WRITTEN PROBLEM: Take each line containing the word "your" and copy it.

MATERIAL SUPPLIED:

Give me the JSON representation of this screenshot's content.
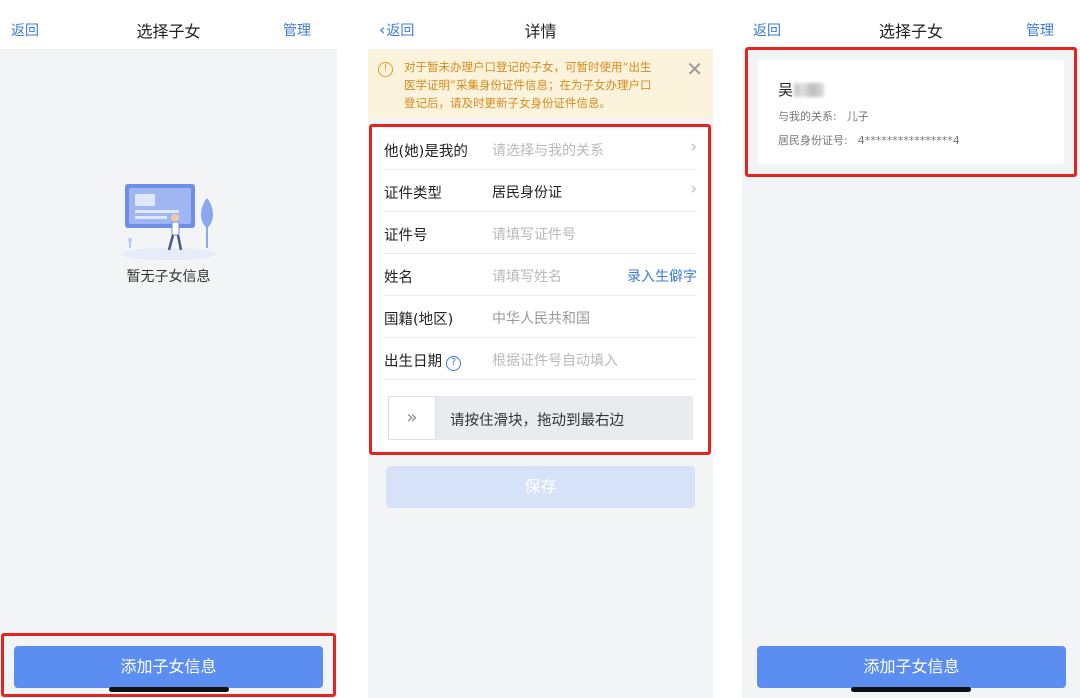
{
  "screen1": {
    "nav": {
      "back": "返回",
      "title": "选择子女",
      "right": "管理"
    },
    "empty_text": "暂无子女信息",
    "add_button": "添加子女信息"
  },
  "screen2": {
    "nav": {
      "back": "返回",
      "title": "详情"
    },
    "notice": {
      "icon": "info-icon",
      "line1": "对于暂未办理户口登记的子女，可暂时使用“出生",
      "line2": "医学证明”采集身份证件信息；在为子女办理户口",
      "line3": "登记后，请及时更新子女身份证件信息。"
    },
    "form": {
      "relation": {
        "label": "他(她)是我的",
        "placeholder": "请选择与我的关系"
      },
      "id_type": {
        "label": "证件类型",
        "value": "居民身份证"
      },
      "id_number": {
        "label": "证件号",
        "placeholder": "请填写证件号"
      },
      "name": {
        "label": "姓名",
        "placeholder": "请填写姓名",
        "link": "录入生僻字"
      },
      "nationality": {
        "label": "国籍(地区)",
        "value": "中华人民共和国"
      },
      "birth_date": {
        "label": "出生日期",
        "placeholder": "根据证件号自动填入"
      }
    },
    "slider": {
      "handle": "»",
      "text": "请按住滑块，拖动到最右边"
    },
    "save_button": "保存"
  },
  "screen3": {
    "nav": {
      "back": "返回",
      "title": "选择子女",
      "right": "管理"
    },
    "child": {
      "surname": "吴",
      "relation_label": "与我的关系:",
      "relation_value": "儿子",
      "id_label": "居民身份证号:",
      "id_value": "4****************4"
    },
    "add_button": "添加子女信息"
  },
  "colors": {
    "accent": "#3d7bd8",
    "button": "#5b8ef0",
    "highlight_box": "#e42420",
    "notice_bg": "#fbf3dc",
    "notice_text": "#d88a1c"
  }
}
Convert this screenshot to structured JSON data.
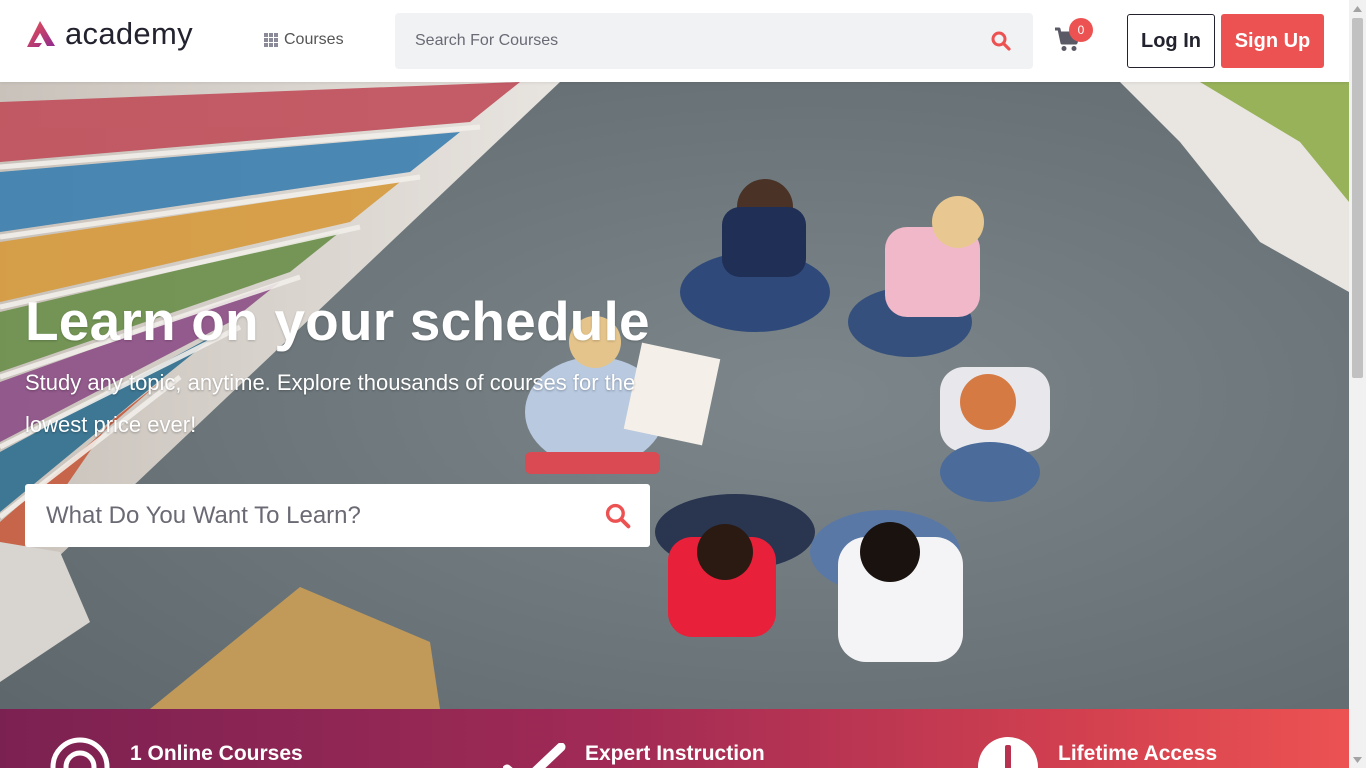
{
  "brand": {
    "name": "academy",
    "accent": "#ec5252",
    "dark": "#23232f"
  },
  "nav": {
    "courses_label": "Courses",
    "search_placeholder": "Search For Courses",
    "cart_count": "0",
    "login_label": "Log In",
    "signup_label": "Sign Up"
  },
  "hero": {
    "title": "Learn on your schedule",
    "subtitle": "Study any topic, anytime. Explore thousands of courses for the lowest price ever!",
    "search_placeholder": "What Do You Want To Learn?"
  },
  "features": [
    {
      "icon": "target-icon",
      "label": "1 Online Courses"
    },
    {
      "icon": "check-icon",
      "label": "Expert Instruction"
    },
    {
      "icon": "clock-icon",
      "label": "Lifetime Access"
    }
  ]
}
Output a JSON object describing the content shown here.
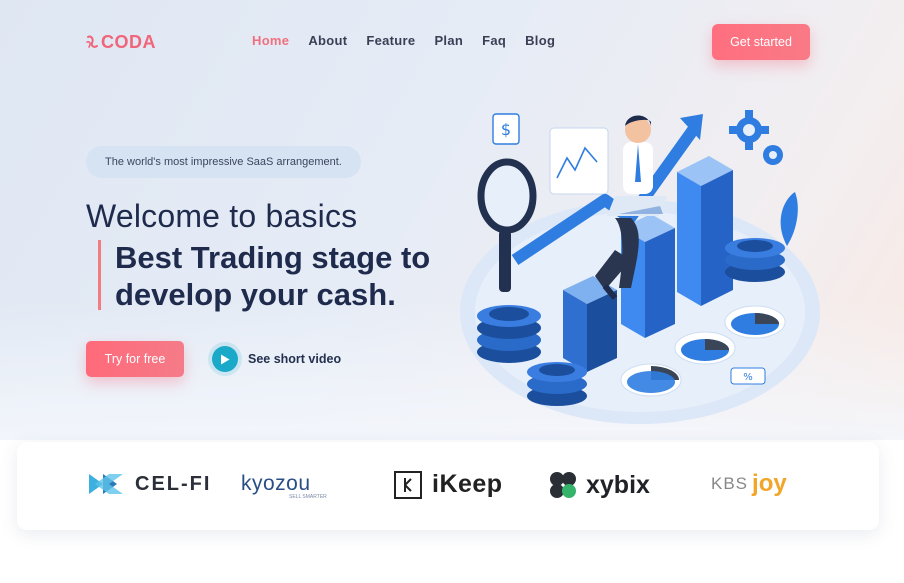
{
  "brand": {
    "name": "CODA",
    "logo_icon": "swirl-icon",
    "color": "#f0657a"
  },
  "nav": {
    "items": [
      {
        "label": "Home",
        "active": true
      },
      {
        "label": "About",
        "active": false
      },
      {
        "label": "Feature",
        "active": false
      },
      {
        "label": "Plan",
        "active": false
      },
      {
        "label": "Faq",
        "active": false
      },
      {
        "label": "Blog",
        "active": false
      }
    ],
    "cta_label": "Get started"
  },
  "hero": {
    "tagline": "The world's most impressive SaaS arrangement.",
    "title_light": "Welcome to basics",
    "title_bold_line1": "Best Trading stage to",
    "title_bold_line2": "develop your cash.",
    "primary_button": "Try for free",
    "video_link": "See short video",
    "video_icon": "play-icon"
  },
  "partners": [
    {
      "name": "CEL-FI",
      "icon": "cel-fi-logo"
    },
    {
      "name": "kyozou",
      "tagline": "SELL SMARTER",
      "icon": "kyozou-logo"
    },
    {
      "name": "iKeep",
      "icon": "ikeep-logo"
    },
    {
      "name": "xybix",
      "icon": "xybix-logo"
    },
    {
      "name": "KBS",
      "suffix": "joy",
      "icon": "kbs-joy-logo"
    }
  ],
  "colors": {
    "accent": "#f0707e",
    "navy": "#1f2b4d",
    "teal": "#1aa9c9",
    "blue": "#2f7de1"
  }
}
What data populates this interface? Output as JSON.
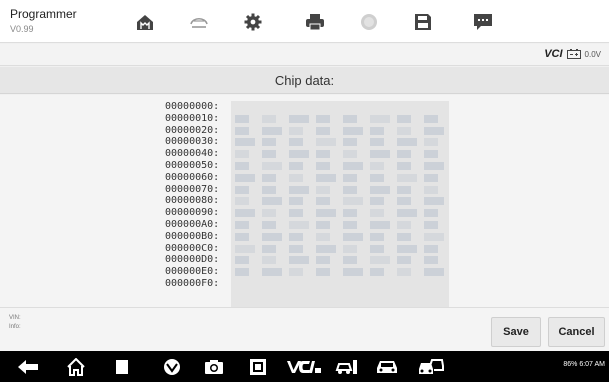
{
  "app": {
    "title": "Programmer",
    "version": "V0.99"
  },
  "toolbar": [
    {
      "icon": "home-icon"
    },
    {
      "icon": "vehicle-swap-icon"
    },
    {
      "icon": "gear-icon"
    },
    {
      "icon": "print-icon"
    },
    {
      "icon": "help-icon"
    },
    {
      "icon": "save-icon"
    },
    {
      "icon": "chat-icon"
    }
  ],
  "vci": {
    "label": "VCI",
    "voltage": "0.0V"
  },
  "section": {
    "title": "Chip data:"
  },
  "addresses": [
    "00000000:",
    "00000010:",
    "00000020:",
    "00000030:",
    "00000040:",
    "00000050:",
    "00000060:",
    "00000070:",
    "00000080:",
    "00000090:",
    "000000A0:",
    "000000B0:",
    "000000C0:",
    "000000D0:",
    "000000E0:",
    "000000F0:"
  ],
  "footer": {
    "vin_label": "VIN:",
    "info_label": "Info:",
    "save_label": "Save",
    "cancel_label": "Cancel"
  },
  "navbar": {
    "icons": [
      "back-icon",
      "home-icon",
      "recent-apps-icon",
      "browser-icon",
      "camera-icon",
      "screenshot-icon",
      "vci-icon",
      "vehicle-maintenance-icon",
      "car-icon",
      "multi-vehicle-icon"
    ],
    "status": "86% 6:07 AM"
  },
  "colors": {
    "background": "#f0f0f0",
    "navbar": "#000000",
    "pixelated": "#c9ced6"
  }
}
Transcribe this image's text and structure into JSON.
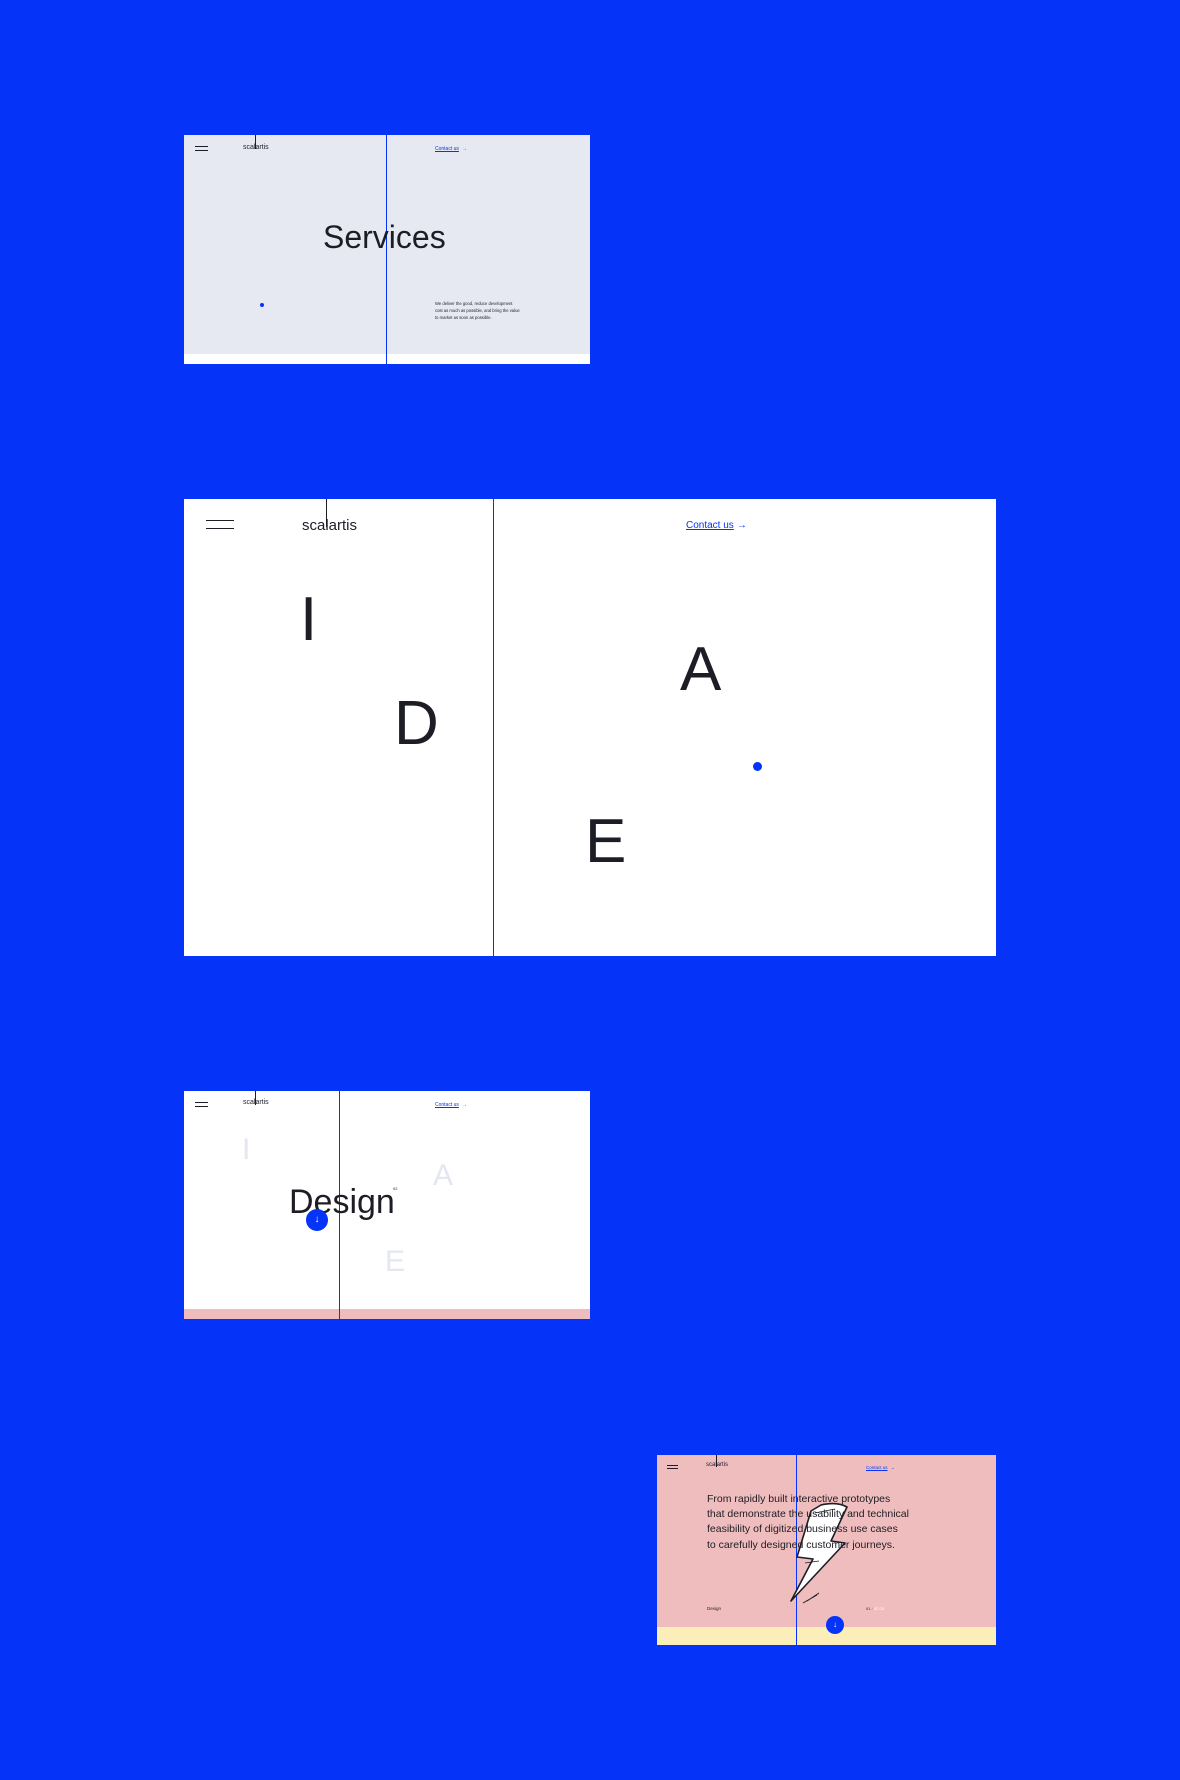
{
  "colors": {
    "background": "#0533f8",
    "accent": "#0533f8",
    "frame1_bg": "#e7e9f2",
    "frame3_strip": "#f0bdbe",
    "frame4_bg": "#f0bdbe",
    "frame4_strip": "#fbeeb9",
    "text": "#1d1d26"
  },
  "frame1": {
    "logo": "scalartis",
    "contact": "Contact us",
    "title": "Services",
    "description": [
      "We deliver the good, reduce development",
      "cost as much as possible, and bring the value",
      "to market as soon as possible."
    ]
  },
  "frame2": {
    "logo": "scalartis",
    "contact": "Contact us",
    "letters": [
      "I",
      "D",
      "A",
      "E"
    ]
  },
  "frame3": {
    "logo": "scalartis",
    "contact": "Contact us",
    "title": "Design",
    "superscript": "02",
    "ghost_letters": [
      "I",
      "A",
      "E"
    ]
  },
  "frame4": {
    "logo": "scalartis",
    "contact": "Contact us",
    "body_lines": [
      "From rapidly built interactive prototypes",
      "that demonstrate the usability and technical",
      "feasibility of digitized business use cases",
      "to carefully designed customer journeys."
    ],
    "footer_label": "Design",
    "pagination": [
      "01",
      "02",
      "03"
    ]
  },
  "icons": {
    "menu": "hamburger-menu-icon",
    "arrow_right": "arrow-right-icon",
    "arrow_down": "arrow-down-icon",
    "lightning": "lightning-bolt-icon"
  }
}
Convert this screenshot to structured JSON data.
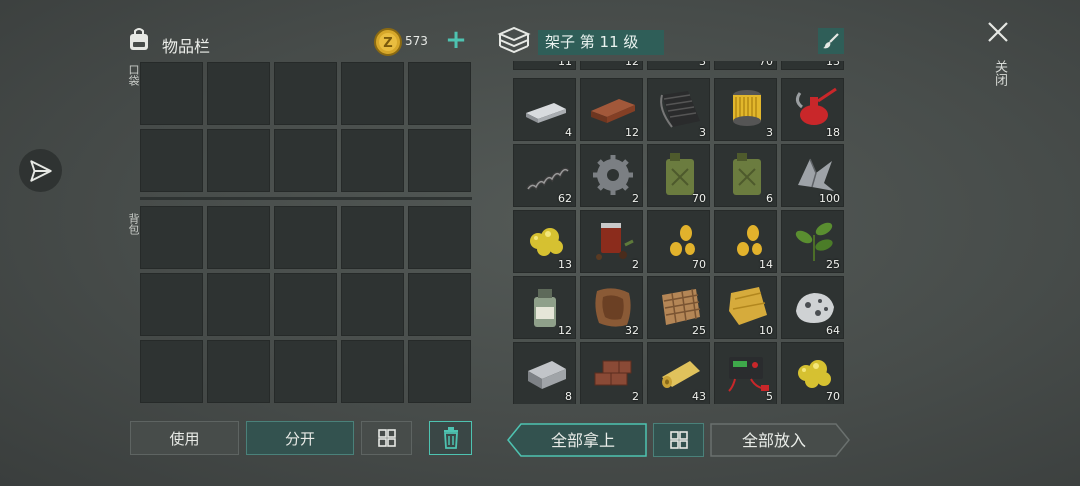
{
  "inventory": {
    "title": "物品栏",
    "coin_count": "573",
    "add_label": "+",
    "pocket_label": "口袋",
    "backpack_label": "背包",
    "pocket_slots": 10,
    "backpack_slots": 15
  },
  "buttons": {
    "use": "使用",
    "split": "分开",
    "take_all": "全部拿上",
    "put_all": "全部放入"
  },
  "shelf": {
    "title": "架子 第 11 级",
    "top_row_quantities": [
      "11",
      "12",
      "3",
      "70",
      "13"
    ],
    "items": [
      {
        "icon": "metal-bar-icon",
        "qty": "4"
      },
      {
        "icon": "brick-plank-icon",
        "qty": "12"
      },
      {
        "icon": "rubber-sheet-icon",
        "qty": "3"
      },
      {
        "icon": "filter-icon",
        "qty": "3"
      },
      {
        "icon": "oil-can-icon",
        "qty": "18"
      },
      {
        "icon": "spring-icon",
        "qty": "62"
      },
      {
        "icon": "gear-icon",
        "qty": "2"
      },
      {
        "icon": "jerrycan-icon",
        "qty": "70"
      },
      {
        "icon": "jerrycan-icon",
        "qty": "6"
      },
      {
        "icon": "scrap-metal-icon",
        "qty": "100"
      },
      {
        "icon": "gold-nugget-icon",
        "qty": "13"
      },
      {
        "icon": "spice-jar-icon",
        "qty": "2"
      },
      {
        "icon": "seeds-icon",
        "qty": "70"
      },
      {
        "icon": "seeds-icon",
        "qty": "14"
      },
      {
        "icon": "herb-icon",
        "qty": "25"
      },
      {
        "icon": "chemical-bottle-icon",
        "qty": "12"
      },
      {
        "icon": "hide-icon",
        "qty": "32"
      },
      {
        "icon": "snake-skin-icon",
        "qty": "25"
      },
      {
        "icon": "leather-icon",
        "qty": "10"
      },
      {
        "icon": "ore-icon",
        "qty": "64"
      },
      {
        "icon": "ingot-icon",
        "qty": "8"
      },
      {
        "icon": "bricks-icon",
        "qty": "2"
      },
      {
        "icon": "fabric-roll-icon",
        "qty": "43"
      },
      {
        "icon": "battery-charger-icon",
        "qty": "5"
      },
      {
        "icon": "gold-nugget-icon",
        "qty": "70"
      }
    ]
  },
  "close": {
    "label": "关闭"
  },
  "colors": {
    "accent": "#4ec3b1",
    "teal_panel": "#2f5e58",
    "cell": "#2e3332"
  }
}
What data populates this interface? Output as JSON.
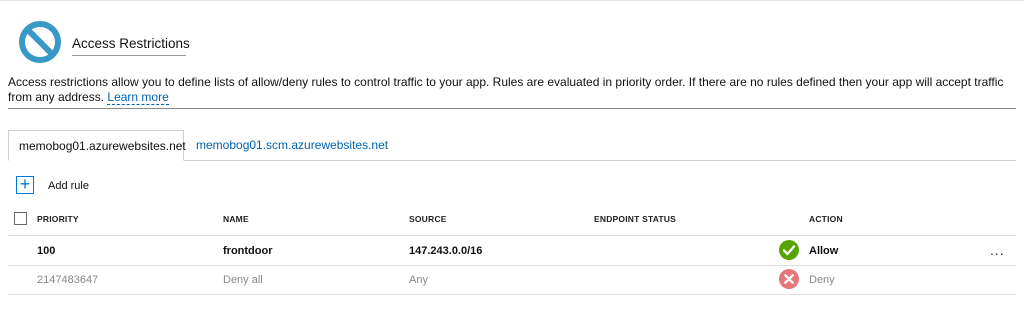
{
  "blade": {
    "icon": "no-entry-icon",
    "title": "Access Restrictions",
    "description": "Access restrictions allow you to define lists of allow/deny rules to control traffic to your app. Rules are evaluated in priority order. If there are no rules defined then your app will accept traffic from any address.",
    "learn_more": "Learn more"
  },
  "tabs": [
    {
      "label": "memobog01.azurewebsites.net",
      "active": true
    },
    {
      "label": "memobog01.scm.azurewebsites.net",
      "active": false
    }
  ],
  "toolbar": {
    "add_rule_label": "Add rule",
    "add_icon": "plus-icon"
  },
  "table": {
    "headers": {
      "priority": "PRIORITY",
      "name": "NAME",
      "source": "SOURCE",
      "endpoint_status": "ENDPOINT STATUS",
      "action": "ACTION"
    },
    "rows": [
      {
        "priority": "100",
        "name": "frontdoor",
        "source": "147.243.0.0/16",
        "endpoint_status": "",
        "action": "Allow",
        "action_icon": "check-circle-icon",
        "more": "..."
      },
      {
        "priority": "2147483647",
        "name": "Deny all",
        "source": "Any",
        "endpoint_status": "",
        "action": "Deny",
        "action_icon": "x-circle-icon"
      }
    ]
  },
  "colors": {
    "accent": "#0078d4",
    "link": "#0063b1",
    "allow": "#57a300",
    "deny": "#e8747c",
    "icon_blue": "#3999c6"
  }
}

TASK ANSWER:
    "title": "Learn on your schedule",
    "title_bold_line2": "develop your cash.",
    "description": "Access restrictions allow you to define lists of allow/deny rules to control traffic to your app. Rules are evaluated in priority order. If there are no rules defined then your app will accept traffic from any address.",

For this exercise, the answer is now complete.